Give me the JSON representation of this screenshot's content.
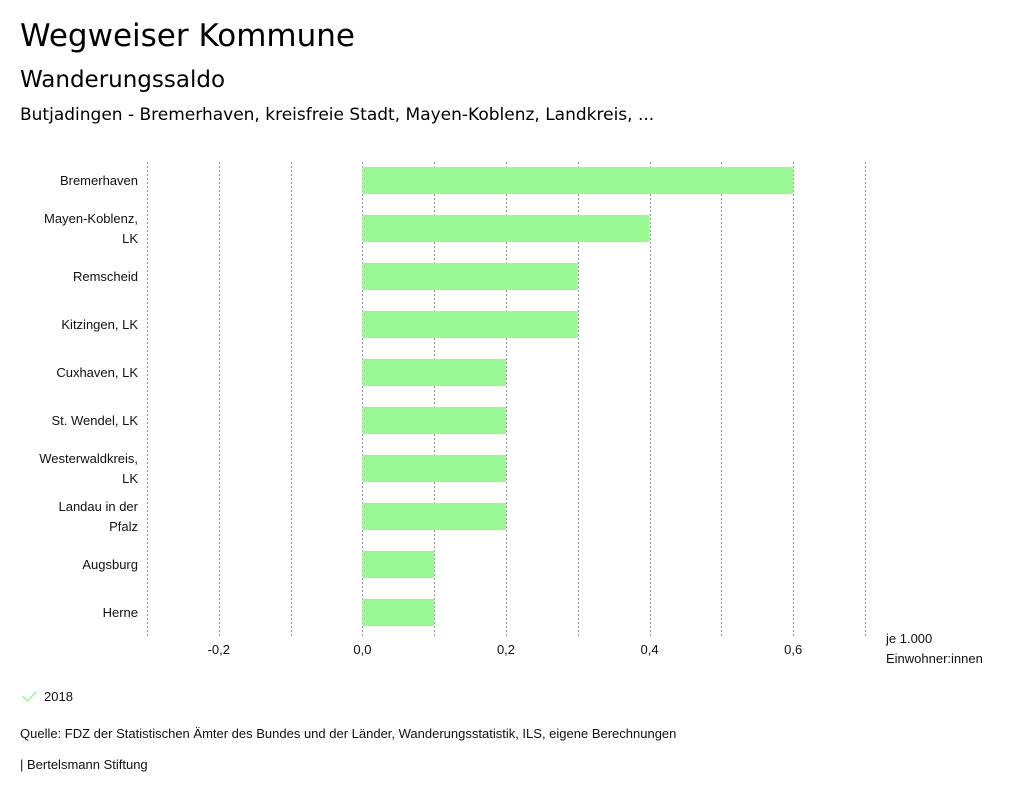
{
  "header": {
    "title": "Wegweiser Kommune",
    "subtitle": "Wanderungssaldo",
    "subsubtitle": "Butjadingen - Bremerhaven, kreisfreie Stadt, Mayen-Koblenz, Landkreis, ..."
  },
  "chart_data": {
    "type": "bar",
    "orientation": "horizontal",
    "categories": [
      [
        "Bremerhaven"
      ],
      [
        "Mayen-Koblenz,",
        "LK"
      ],
      [
        "Remscheid"
      ],
      [
        "Kitzingen, LK"
      ],
      [
        "Cuxhaven, LK"
      ],
      [
        "St. Wendel, LK"
      ],
      [
        "Westerwaldkreis,",
        "LK"
      ],
      [
        "Landau in der",
        "Pfalz"
      ],
      [
        "Augsburg"
      ],
      [
        "Herne"
      ]
    ],
    "series": [
      {
        "name": "2018",
        "color": "#99f993",
        "values": [
          0.6,
          0.4,
          0.3,
          0.3,
          0.2,
          0.2,
          0.2,
          0.2,
          0.1,
          0.1
        ]
      }
    ],
    "xlim": [
      -0.3,
      0.7
    ],
    "grid_values": [
      -0.3,
      -0.2,
      -0.1,
      0.0,
      0.1,
      0.2,
      0.3,
      0.4,
      0.5,
      0.6,
      0.7
    ],
    "tick_values": [
      -0.2,
      0.0,
      0.2,
      0.4,
      0.6
    ],
    "tick_labels": [
      "-0,2",
      "0,0",
      "0,2",
      "0,4",
      "0,6"
    ],
    "unit_label": [
      "je 1.000",
      "Einwohner:innen"
    ],
    "grid": true,
    "legend_position": "bottom-left"
  },
  "legend": {
    "label": "2018",
    "color": "#99f993"
  },
  "footer": {
    "source": "Quelle: FDZ der Statistischen Ämter des Bundes und der Länder, Wanderungsstatistik, ILS, eigene Berechnungen",
    "brand": "| Bertelsmann Stiftung"
  }
}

####

* [Short problem] Leave the pictures out and output the rest of the listing exactly.

* [Task answer]
Give me the JSON representation of this screenshot's content.
{
  "header": {
    "title": "Wegweiser Kommune",
    "subtitle": "Wanderungssaldo",
    "subsubtitle": "Butjadingen - Bremerhaven, kreisfreie Stadt, Mayen-Koblenz, Landkreis, ..."
  },
  "chart_data": {
    "type": "bar",
    "orientation": "horizontal",
    "categories": [
      [
        "Bremerhaven"
      ],
      [
        "Mayen-Koblenz,",
        "LK"
      ],
      [
        "Remscheid"
      ],
      [
        "Kitzingen, LK"
      ],
      [
        "Cuxhaven, LK"
      ],
      [
        "St. Wendel, LK"
      ],
      [
        "Westerwaldkreis,",
        "LK"
      ],
      [
        "Landau in der",
        "Pfalz"
      ],
      [
        "Augsburg"
      ],
      [
        "Herne"
      ]
    ],
    "series": [
      {
        "name": "2018",
        "color": "#99f993",
        "values": [
          0.6,
          0.4,
          0.3,
          0.3,
          0.2,
          0.2,
          0.2,
          0.2,
          0.1,
          0.1
        ]
      }
    ],
    "xlim": [
      -0.3,
      0.7
    ],
    "grid_values": [
      -0.3,
      -0.2,
      -0.1,
      0.0,
      0.1,
      0.2,
      0.3,
      0.4,
      0.5,
      0.6,
      0.7
    ],
    "tick_values": [
      -0.2,
      0.0,
      0.2,
      0.4,
      0.6
    ],
    "tick_labels": [
      "-0,2",
      "0,0",
      "0,2",
      "0,4",
      "0,6"
    ],
    "unit_label": [
      "je 1.000",
      "Einwohner:innen"
    ],
    "grid": true,
    "legend_position": "bottom-left"
  },
  "legend": {
    "label": "2018",
    "color": "#99f993"
  },
  "footer": {
    "source": "Quelle: FDZ der Statistischen Ämter des Bundes und der Länder, Wanderungsstatistik, ILS, eigene Berechnungen",
    "brand": "| Bertelsmann Stiftung"
  }
}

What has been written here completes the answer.